-- START RECORDS FOR PROCESSING --

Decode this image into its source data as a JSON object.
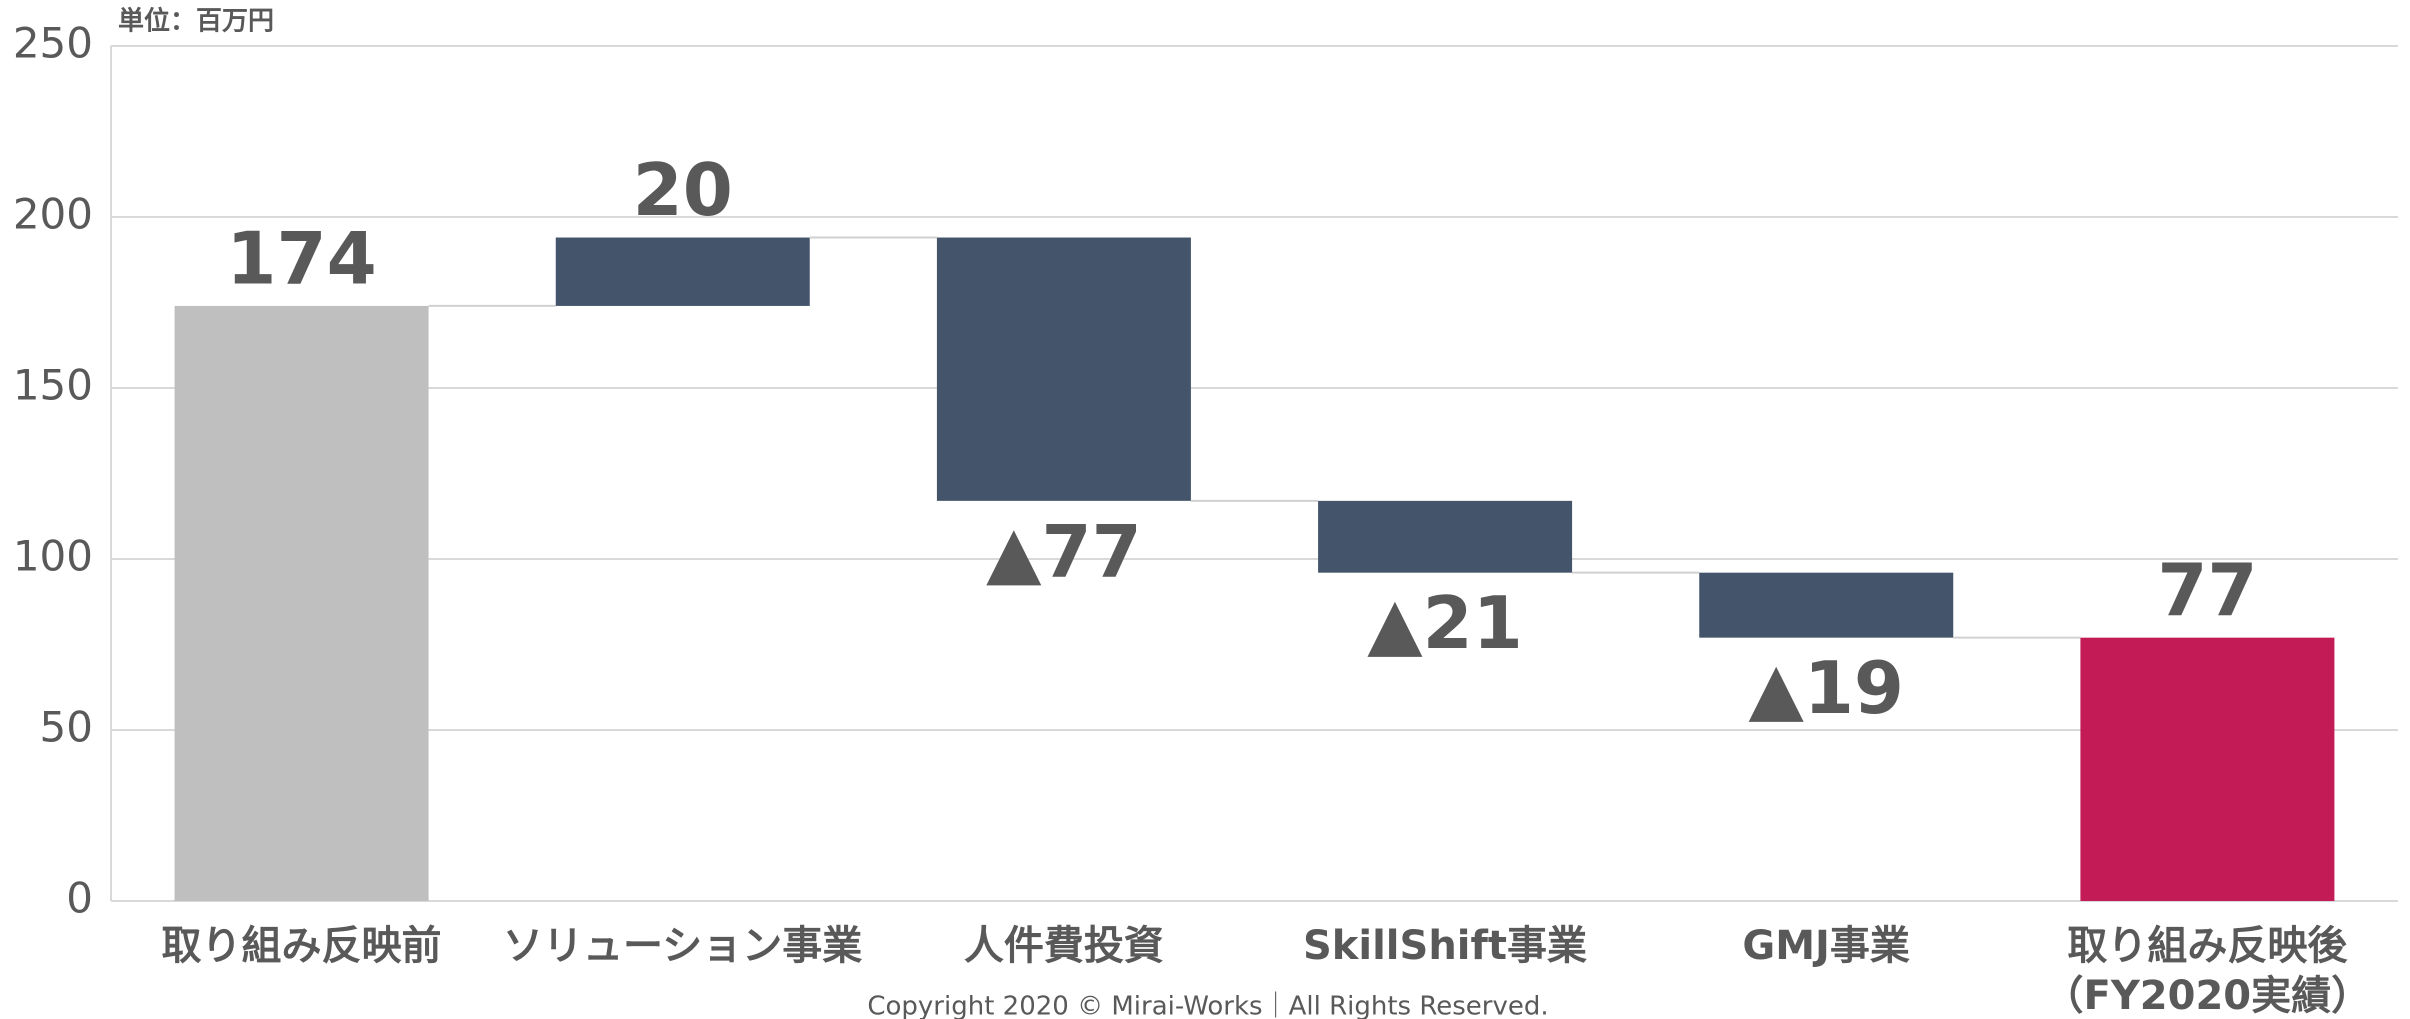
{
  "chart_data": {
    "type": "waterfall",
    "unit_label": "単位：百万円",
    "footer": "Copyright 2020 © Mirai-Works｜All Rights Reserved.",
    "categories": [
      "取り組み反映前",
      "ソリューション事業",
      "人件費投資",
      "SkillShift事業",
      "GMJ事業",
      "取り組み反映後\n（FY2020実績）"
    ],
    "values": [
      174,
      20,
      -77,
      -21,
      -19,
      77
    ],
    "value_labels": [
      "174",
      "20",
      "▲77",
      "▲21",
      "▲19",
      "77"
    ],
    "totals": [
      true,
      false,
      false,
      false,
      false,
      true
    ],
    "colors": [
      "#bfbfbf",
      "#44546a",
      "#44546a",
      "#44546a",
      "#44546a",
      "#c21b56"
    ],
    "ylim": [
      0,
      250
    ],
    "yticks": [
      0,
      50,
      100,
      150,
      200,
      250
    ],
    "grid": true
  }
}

-- END RECORDS FOR PROCESSING --
-- START RECORDS FOR PROCESSING --

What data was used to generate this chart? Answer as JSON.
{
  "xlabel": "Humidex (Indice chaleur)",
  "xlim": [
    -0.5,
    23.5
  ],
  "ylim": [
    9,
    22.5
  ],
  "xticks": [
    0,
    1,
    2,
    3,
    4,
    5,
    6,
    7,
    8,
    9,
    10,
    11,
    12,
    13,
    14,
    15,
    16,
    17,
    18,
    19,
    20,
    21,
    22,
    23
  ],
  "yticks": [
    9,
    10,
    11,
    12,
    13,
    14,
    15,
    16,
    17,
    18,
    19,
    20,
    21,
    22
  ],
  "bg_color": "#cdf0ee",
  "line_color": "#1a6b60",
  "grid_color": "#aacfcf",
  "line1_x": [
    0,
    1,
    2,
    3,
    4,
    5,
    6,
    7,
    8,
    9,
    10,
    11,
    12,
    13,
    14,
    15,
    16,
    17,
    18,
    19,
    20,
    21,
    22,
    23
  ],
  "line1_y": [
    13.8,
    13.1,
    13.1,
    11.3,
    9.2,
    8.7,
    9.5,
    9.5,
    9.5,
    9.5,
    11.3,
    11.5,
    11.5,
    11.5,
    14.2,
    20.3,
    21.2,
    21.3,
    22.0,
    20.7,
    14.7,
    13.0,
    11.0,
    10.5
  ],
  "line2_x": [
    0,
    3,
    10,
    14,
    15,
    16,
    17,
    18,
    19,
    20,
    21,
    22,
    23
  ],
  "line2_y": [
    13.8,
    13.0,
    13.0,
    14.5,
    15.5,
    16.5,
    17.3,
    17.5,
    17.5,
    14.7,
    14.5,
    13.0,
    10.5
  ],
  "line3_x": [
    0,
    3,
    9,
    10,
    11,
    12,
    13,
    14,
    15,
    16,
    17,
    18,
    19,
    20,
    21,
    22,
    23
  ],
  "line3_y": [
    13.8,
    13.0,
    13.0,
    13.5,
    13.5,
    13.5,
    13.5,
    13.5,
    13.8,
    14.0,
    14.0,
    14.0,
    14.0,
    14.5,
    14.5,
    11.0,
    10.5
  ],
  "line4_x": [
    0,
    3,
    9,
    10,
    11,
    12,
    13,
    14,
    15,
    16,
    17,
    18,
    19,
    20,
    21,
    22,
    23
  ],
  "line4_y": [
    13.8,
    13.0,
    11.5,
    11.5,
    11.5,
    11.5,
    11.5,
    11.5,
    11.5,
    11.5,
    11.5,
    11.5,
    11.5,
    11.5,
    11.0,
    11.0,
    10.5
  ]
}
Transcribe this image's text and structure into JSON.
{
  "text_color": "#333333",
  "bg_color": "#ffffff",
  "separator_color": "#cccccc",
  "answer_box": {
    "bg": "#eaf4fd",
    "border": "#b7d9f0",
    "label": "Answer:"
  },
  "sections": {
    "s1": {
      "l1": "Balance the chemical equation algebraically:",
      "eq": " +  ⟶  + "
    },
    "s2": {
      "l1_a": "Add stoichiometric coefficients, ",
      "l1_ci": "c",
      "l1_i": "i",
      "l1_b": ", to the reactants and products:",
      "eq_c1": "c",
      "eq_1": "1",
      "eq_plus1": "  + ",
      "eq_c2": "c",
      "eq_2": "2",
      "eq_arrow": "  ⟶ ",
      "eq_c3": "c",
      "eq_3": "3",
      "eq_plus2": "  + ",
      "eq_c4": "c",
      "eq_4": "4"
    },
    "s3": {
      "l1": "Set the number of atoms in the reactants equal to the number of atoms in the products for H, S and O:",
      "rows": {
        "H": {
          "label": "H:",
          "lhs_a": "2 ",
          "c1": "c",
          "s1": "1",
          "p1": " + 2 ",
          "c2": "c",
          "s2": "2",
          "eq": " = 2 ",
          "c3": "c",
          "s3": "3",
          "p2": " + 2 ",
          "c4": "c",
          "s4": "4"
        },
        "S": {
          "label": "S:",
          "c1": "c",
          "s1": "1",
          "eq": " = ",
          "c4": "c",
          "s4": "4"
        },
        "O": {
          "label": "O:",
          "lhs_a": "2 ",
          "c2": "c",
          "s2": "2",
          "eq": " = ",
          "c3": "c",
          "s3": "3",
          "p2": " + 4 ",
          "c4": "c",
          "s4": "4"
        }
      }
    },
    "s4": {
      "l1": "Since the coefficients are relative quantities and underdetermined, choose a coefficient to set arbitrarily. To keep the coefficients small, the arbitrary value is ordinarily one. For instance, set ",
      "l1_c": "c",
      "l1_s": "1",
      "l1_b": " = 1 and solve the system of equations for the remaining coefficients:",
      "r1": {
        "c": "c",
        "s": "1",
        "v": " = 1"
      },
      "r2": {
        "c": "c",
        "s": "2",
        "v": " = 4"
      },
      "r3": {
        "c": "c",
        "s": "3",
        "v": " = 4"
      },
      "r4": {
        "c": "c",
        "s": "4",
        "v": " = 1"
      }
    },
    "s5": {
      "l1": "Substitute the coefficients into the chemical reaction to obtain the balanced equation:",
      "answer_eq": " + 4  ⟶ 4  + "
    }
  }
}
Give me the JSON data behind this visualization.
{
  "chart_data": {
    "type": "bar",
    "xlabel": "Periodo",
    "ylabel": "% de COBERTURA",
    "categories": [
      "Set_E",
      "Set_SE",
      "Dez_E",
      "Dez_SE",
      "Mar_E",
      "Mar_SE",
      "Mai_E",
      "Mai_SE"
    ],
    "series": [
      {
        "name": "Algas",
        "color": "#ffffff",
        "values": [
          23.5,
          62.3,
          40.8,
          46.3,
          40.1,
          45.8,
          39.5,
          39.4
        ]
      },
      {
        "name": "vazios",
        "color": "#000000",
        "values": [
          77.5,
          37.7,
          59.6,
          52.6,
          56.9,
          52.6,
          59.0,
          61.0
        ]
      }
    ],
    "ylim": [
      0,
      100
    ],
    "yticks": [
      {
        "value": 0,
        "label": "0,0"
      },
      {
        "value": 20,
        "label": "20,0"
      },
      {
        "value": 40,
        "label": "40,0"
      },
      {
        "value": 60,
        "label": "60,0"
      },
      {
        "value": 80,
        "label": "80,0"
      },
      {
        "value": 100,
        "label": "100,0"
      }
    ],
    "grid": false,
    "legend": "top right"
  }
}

-- END RECORDS FOR PROCESSING --

EXERCISE:
Read the data above. Pull out each line in which the string "coefficients" appears.

SOLUTION TO THE EXERCISE:
      "l1_a": "Add stoichiometric coefficients, ",
      "l1": "Since the coefficients are relative quantities and underdetermined, choose a coefficient to set arbitrarily. To keep the coefficients small, the arbitrary value is ordinarily one. For instance, set ",
      "l1_b": " = 1 and solve the system of equations for the remaining coefficients:",
      "l1": "Substitute the coefficients into the chemical reaction to obtain the balanced equation:",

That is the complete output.